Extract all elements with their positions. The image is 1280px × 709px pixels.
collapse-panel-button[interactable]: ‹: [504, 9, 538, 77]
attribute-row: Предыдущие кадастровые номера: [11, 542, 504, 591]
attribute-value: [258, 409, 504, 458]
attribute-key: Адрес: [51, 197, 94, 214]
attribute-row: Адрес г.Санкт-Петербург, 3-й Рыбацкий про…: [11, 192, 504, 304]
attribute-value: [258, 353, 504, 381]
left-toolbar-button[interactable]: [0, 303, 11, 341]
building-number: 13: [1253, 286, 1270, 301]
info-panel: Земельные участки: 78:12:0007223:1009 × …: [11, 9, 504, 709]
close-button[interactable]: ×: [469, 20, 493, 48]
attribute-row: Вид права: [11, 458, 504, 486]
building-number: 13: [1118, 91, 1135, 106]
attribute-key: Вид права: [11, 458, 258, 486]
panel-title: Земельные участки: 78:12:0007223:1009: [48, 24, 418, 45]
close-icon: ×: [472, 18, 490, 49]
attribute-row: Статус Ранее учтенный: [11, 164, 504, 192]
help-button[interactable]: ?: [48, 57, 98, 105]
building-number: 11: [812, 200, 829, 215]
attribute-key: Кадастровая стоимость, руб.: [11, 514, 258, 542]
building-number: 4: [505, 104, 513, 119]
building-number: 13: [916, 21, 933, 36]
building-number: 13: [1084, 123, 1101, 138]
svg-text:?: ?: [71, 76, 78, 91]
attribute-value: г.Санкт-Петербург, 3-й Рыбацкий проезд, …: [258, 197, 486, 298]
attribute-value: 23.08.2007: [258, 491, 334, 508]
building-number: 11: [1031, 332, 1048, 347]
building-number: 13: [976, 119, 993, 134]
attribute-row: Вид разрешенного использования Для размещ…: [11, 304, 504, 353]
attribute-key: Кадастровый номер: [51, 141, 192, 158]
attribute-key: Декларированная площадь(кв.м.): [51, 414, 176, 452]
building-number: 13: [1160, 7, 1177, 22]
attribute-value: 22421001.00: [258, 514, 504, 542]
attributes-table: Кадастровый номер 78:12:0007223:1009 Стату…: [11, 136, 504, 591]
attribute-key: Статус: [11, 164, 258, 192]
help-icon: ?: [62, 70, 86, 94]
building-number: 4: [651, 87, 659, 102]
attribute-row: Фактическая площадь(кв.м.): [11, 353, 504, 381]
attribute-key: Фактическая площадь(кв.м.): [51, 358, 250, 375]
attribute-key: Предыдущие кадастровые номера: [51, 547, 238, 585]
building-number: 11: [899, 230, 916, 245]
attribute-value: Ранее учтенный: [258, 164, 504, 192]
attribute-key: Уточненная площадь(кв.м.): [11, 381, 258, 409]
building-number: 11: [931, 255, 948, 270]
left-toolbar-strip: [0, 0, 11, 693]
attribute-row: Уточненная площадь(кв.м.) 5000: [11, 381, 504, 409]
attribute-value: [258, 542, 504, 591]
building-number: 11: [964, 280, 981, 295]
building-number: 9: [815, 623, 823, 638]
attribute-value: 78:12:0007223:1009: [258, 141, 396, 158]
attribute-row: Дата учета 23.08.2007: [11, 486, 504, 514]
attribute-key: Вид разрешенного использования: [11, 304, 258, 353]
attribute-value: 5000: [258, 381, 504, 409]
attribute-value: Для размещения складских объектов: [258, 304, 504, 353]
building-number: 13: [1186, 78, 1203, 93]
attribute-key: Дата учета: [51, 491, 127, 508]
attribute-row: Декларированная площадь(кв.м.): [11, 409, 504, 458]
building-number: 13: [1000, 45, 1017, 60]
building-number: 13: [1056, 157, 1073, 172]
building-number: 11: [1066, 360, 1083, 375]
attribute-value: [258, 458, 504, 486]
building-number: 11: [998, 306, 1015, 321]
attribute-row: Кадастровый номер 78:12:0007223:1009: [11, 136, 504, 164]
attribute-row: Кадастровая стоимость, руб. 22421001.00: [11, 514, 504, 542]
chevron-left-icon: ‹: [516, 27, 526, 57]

> BRIEF
Reproduce the listing starting at its first line and ending at the line that contains "attribute-key: Вид права: [11, 458, 258, 486]", substituting "house-number" for every occurrence of "building-number" and leaving all else unchanged.

> SOLUTION FOR THIS EXERCISE
Extract all elements with their positions. The image is 1280px × 709px pixels.
collapse-panel-button[interactable]: ‹: [504, 9, 538, 77]
attribute-row: Предыдущие кадастровые номера: [11, 542, 504, 591]
attribute-value: [258, 409, 504, 458]
attribute-key: Адрес: [51, 197, 94, 214]
attribute-row: Адрес г.Санкт-Петербург, 3-й Рыбацкий про…: [11, 192, 504, 304]
attribute-value: [258, 353, 504, 381]
left-toolbar-button[interactable]: [0, 303, 11, 341]
house-number: 13: [1253, 286, 1270, 301]
info-panel: Земельные участки: 78:12:0007223:1009 × …: [11, 9, 504, 709]
close-button[interactable]: ×: [469, 20, 493, 48]
attribute-row: Вид права: [11, 458, 504, 486]
house-number: 13: [1118, 91, 1135, 106]
attribute-key: Вид права: [11, 458, 258, 486]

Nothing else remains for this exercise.